* _WHAT TO WORK ON_:
Copy every line of the listing that holds the string "JSON".

(Extracts from a graphics dataset)

* START *

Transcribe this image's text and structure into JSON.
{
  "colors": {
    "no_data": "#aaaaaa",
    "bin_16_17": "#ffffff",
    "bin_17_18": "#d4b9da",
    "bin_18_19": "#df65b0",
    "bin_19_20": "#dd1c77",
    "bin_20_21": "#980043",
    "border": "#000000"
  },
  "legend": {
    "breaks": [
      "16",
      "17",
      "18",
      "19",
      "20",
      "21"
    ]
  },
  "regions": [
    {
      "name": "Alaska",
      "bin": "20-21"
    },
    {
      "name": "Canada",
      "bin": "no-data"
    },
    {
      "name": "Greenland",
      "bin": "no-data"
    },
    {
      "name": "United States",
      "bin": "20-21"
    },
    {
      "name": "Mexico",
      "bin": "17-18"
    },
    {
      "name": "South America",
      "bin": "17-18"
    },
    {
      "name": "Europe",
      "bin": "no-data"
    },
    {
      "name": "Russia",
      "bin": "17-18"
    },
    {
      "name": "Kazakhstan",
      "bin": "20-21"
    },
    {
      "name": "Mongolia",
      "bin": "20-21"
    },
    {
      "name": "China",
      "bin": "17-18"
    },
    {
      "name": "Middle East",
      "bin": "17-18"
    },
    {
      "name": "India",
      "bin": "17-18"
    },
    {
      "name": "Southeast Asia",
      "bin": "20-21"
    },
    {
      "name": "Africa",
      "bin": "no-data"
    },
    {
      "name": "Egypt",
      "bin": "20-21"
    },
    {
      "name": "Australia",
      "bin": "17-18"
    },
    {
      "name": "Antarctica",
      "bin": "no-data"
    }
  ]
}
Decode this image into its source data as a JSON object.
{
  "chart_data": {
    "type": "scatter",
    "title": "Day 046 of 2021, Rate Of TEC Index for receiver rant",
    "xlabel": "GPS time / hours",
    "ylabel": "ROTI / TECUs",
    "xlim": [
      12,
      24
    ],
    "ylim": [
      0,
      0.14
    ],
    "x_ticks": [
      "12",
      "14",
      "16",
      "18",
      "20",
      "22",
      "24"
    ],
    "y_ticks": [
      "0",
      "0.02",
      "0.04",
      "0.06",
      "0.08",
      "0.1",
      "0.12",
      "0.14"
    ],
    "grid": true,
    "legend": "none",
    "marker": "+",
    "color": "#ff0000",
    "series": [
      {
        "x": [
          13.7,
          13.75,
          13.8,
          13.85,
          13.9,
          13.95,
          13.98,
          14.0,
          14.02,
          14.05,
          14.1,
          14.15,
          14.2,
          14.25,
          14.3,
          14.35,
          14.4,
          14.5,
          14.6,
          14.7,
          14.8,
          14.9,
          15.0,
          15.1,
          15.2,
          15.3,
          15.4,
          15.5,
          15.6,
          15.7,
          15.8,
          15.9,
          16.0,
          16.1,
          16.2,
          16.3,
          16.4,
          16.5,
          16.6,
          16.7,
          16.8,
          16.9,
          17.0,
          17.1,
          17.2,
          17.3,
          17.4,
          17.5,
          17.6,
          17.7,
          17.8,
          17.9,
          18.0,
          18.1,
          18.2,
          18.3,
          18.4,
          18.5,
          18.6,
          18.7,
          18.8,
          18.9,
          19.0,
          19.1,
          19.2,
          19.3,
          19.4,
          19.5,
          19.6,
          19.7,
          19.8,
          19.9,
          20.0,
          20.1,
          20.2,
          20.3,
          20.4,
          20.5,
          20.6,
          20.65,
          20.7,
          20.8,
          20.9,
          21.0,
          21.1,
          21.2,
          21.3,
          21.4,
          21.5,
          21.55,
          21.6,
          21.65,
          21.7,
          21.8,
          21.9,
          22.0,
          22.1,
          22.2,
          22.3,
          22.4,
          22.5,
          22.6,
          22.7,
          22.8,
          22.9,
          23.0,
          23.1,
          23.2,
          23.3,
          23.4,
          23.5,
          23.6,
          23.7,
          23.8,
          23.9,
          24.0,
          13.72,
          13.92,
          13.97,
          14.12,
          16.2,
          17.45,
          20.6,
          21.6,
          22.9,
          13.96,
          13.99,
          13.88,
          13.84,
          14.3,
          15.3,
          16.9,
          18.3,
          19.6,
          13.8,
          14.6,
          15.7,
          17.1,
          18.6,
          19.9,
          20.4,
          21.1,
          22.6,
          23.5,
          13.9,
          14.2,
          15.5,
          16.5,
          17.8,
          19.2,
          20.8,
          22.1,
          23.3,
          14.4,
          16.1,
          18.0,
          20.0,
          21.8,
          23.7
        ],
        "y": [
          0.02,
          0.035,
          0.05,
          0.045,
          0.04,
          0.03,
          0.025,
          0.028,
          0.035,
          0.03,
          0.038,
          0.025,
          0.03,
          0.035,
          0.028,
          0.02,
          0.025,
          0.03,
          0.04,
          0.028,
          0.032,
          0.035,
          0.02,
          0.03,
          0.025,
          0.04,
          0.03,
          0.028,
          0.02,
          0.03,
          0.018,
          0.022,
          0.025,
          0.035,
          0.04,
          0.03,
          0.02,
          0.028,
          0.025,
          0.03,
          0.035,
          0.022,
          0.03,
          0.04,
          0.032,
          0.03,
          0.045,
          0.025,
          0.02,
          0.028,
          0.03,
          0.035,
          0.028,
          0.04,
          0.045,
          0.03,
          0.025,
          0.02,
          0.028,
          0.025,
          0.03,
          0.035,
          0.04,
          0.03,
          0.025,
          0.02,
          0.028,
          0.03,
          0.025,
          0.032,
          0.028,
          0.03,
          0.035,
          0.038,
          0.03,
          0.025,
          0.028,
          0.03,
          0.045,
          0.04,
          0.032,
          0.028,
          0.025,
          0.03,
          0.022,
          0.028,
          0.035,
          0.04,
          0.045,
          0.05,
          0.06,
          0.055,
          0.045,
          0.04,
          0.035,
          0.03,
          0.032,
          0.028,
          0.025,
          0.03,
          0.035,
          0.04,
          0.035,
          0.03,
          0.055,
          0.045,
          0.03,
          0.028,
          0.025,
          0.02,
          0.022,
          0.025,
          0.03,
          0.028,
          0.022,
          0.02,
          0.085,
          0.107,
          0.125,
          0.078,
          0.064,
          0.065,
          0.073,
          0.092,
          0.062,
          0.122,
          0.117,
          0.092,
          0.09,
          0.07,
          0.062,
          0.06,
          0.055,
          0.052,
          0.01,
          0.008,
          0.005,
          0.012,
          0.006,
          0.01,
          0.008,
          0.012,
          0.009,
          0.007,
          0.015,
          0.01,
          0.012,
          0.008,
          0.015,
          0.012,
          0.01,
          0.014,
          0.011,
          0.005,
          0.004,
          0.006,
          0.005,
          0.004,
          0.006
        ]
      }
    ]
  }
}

* END *

* _TASK SOLUTION_:
Transcribe this image's text and structure into JSON.
Decode this image into its source data as a JSON object.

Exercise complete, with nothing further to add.